++++ Items ++++

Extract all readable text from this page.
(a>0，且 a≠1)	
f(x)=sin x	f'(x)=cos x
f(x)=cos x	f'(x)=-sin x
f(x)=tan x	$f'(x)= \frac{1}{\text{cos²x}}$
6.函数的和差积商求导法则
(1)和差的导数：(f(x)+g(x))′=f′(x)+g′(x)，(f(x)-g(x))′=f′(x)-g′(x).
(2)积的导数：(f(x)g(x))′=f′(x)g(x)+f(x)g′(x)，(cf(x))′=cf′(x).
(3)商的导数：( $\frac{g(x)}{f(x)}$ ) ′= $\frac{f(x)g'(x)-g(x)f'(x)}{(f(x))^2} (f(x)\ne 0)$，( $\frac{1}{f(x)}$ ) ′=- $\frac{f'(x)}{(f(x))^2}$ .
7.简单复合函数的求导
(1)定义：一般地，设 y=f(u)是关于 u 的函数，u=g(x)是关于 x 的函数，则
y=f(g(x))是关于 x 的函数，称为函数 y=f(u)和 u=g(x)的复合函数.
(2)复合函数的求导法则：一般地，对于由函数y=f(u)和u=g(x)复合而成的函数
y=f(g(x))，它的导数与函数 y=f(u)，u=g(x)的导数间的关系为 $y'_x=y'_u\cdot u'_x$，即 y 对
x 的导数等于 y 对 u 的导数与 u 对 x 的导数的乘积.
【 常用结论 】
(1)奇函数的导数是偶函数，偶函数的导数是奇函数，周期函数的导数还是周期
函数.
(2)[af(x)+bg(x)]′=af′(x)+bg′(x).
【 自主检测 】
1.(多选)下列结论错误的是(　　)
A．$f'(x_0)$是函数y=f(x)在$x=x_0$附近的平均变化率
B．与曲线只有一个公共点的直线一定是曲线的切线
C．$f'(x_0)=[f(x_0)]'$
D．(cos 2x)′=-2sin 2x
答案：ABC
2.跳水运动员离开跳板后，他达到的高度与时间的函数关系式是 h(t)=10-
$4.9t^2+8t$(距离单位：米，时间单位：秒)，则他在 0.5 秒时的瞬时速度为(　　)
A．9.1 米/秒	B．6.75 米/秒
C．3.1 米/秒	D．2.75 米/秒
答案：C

++++

» Instruction: Repeat every line of the material exactly as given.

» Answer to the exercise:
Extract all readable text from this page.
(a>0，且 a≠1)	
f(x)=sin x	f'(x)=cos x
f(x)=cos x	f'(x)=-sin x
f(x)=tan x	$f'(x)= \frac{1}{\text{cos²x}}$
6.函数的和差积商求导法则
(1)和差的导数：(f(x)+g(x))′=f′(x)+g′(x)，(f(x)-g(x))′=f′(x)-g′(x).
(2)积的导数：(f(x)g(x))′=f′(x)g(x)+f(x)g′(x)，(cf(x))′=cf′(x).
(3)商的导数：( $\frac{g(x)}{f(x)}$ ) ′= $\frac{f(x)g'(x)-g(x)f'(x)}{(f(x))^2} (f(x)\ne 0)$，( $\frac{1}{f(x)}$ ) ′=- $\frac{f'(x)}{(f(x))^2}$ .
7.简单复合函数的求导
(1)定义：一般地，设 y=f(u)是关于 u 的函数，u=g(x)是关于 x 的函数，则
y=f(g(x))是关于 x 的函数，称为函数 y=f(u)和 u=g(x)的复合函数.
(2)复合函数的求导法则：一般地，对于由函数y=f(u)和u=g(x)复合而成的函数
y=f(g(x))，它的导数与函数 y=f(u)，u=g(x)的导数间的关系为 $y'_x=y'_u\cdot u'_x$，即 y 对
x 的导数等于 y 对 u 的导数与 u 对 x 的导数的乘积.
【 常用结论 】
(1)奇函数的导数是偶函数，偶函数的导数是奇函数，周期函数的导数还是周期
函数.
(2)[af(x)+bg(x)]′=af′(x)+bg′(x).
【 自主检测 】
1.(多选)下列结论错误的是(　　)
A．$f'(x_0)$是函数y=f(x)在$x=x_0$附近的平均变化率
B．与曲线只有一个公共点的直线一定是曲线的切线
C．$f'(x_0)=[f(x_0)]'$
D．(cos 2x)′=-2sin 2x
答案：ABC
2.跳水运动员离开跳板后，他达到的高度与时间的函数关系式是 h(t)=10-
$4.9t^2+8t$(距离单位：米，时间单位：秒)，则他在 0.5 秒时的瞬时速度为(　　)
A．9.1 米/秒	B．6.75 米/秒
C．3.1 米/秒	D．2.75 米/秒
答案：C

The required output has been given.